*EXERCISE*: Find the lines containing the word "grid" and copy every one of them.

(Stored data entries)
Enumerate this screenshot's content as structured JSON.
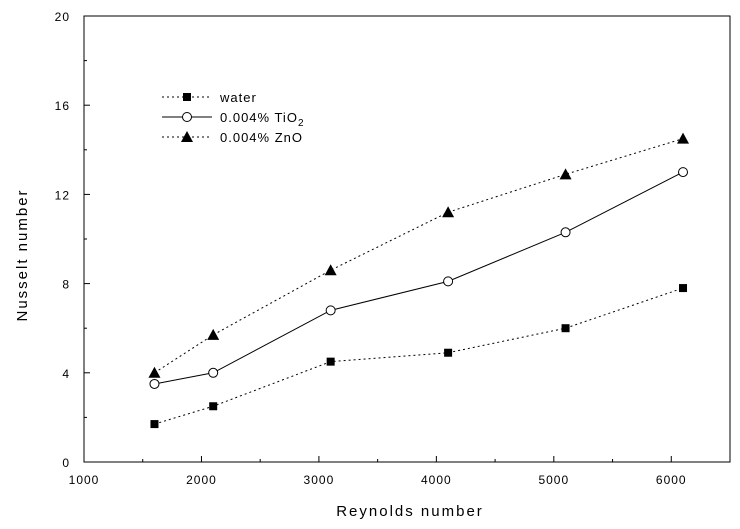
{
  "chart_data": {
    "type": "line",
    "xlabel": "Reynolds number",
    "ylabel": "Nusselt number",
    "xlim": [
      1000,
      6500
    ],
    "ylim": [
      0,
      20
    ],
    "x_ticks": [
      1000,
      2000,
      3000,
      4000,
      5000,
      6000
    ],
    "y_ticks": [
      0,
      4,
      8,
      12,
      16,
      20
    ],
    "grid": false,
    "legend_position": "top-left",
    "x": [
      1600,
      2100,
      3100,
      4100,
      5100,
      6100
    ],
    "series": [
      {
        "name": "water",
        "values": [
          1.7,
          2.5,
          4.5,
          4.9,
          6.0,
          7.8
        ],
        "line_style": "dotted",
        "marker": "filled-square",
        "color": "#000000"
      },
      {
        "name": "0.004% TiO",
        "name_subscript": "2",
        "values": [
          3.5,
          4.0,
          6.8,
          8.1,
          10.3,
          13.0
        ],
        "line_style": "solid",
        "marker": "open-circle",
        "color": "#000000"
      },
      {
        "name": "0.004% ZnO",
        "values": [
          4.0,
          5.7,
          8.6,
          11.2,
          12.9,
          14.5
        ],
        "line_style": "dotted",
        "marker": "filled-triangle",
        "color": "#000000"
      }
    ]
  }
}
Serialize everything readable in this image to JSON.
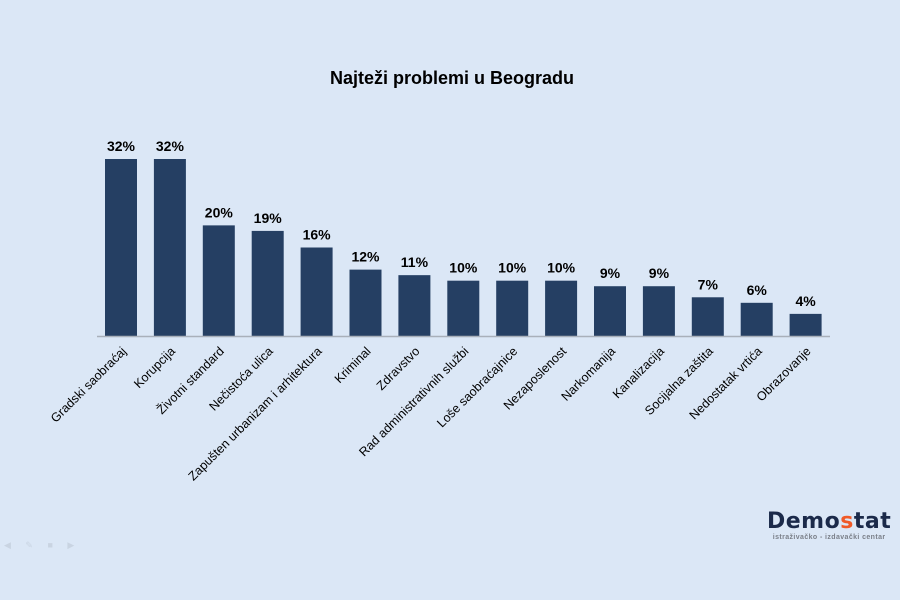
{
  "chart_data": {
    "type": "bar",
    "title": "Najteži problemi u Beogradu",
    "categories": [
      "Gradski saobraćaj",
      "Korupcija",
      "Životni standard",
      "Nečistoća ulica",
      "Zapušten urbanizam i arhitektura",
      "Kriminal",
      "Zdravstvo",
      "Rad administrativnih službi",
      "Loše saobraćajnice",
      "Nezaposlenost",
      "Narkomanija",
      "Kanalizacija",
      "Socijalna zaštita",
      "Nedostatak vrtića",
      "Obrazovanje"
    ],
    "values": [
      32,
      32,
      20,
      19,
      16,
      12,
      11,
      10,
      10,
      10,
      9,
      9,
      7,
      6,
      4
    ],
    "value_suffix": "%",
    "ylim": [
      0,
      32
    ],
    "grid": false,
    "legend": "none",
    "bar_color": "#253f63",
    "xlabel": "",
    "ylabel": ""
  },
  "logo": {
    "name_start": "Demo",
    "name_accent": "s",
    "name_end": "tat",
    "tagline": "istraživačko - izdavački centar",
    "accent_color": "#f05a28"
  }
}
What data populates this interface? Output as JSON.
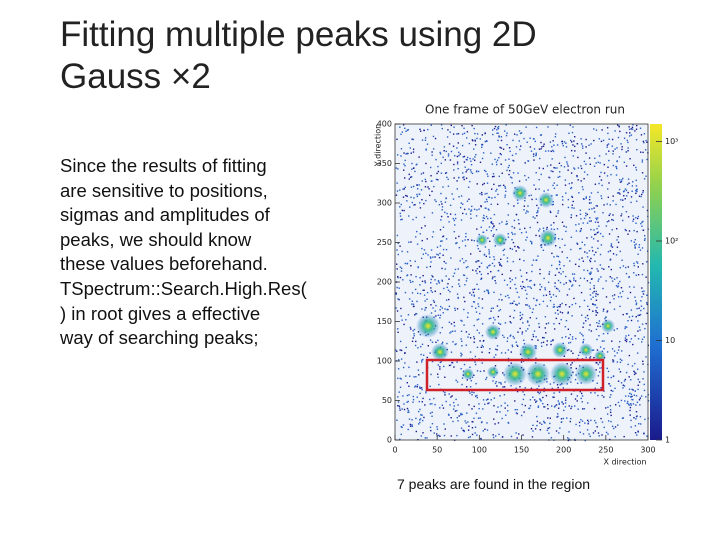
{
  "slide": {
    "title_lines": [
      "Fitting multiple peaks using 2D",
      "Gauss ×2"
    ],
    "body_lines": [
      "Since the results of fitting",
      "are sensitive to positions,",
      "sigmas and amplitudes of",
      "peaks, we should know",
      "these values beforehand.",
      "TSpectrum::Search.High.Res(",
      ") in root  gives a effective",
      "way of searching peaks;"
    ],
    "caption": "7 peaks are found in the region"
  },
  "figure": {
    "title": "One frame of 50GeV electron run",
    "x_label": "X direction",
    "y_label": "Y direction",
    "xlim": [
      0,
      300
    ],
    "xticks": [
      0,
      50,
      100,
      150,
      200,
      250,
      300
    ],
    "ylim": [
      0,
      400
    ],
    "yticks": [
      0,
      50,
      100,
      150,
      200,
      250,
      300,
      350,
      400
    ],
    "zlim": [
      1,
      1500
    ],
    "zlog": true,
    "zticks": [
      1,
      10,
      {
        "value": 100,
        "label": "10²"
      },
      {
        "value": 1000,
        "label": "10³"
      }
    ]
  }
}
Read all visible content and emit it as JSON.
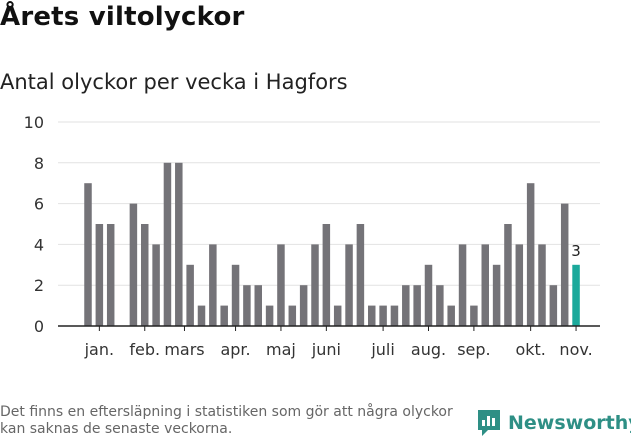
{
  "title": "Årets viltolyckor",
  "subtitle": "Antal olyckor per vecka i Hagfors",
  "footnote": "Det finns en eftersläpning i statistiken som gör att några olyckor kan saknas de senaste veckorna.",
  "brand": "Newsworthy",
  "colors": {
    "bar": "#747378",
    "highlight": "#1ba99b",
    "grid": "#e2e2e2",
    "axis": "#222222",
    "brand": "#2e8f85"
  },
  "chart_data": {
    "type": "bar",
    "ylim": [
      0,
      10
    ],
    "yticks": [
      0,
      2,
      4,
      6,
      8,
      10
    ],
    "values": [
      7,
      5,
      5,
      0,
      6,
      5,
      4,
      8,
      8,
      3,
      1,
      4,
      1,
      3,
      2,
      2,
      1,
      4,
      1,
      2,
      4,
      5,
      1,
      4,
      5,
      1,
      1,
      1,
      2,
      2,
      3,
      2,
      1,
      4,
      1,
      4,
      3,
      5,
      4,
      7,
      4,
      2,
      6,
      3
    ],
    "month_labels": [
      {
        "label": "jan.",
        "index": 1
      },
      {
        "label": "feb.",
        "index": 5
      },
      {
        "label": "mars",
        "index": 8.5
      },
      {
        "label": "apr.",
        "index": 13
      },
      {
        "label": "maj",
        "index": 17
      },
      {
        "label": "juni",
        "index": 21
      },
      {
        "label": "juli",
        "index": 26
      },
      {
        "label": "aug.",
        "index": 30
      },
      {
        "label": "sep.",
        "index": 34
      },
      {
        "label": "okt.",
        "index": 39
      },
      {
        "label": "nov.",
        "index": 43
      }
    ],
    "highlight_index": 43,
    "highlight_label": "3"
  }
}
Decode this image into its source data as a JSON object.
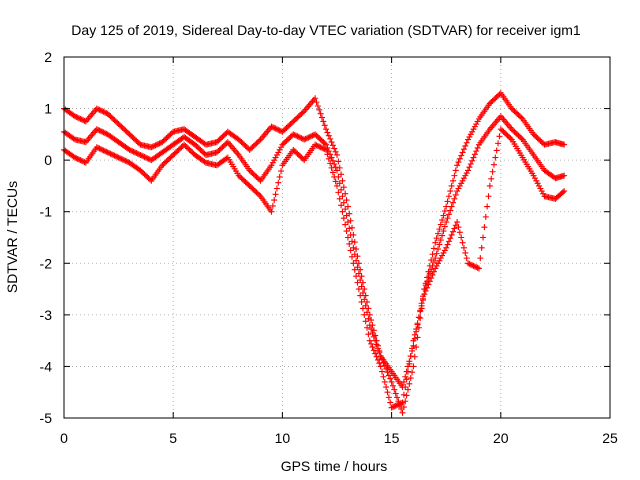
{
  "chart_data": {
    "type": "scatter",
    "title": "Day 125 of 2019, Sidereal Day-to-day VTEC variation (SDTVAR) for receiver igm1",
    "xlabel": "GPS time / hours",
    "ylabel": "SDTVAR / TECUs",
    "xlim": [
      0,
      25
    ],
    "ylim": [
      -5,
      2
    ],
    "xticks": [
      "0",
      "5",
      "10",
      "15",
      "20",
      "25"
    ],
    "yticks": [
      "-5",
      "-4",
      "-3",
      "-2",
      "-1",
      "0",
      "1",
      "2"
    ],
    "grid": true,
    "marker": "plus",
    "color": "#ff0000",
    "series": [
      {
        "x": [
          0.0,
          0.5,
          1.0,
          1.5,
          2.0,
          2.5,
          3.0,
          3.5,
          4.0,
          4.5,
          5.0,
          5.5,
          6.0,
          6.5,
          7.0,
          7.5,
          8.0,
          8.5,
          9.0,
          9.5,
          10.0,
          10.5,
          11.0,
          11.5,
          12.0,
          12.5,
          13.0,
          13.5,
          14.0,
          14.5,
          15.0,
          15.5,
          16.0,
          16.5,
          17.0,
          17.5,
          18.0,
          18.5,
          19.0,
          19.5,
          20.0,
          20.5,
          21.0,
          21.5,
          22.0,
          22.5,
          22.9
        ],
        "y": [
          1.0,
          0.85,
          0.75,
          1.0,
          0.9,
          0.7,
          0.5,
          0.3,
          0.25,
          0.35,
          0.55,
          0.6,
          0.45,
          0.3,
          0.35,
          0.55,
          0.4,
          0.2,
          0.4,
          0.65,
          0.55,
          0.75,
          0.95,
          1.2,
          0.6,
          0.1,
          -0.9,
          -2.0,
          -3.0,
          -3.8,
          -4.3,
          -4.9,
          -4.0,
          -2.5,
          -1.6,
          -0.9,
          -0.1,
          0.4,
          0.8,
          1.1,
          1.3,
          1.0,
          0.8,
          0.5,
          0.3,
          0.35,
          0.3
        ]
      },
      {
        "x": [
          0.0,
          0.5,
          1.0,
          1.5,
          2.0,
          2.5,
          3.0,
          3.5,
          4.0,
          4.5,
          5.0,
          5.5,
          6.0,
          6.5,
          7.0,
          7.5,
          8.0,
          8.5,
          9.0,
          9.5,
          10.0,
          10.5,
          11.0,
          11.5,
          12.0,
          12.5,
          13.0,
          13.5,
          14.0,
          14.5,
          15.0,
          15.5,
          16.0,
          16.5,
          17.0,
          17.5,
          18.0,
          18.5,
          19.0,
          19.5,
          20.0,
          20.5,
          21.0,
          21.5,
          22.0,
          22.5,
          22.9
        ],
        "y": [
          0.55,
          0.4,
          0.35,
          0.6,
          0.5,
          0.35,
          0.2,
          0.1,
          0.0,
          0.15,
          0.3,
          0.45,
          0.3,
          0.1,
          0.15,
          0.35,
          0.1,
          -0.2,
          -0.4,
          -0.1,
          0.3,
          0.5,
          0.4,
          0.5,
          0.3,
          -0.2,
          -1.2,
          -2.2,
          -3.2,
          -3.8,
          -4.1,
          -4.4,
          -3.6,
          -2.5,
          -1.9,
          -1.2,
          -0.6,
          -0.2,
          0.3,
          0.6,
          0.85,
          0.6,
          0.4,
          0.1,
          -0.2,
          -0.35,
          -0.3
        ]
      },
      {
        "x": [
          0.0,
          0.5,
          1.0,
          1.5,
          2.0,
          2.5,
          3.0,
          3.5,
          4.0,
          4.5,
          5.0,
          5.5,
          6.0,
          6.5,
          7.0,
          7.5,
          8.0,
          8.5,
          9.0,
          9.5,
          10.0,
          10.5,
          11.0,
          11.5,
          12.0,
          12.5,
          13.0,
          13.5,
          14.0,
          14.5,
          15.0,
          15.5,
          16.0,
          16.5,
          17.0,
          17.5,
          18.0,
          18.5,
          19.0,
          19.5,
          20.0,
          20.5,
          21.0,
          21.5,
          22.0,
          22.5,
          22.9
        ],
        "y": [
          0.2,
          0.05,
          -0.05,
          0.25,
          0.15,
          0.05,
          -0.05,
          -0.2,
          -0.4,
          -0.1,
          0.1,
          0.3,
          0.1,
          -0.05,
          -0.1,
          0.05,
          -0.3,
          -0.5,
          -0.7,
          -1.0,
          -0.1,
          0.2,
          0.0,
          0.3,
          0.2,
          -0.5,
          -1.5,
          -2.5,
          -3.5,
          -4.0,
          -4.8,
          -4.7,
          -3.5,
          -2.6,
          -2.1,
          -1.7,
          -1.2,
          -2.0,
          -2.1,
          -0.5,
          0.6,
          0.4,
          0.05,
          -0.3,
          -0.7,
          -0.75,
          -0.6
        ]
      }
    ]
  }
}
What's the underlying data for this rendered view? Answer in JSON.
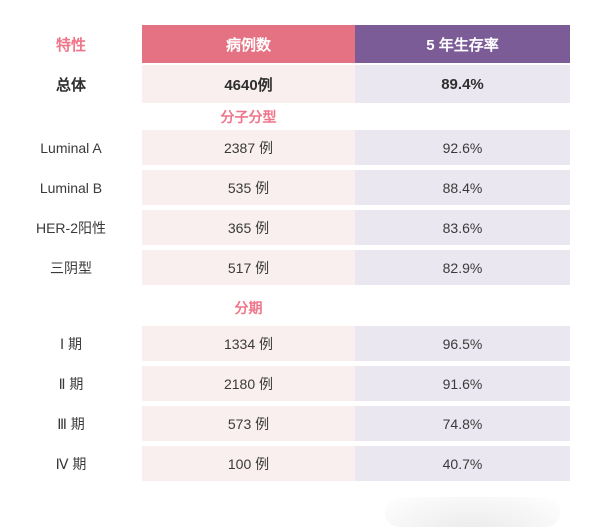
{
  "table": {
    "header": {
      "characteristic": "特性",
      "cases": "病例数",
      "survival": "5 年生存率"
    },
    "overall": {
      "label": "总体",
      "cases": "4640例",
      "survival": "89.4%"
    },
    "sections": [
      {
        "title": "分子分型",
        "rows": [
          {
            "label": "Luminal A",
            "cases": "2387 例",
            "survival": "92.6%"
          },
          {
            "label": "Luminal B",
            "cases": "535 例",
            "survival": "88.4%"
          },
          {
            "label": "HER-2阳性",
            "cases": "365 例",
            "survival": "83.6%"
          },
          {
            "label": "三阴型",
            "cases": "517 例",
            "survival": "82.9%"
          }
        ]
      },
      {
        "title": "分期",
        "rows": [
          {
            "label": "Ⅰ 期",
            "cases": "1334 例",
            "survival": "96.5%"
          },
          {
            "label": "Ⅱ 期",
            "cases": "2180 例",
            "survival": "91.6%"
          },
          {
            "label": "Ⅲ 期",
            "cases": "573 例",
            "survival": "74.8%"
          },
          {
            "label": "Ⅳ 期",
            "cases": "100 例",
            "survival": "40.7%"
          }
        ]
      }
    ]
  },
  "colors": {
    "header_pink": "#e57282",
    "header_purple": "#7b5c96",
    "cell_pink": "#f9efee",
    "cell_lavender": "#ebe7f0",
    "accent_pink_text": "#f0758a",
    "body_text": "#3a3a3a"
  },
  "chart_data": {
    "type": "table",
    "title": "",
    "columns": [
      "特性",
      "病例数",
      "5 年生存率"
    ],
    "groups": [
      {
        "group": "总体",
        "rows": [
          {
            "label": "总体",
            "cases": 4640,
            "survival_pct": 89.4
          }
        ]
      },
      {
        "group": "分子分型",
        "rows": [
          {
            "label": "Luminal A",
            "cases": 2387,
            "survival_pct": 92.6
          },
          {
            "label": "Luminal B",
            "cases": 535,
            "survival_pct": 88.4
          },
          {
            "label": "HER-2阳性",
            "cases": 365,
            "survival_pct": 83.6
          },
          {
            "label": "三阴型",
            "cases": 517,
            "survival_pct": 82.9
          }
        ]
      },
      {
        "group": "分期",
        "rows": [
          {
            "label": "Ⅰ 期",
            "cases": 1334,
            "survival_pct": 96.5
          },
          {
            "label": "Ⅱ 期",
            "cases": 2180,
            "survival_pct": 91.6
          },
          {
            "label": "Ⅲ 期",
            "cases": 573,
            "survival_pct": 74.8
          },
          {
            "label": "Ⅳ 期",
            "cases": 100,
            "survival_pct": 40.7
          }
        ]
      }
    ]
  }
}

*OUTPUT BELOW*:
    "grid": false,
    "grid": false,
    "grid": "#e2e2e2",
    "grid": true,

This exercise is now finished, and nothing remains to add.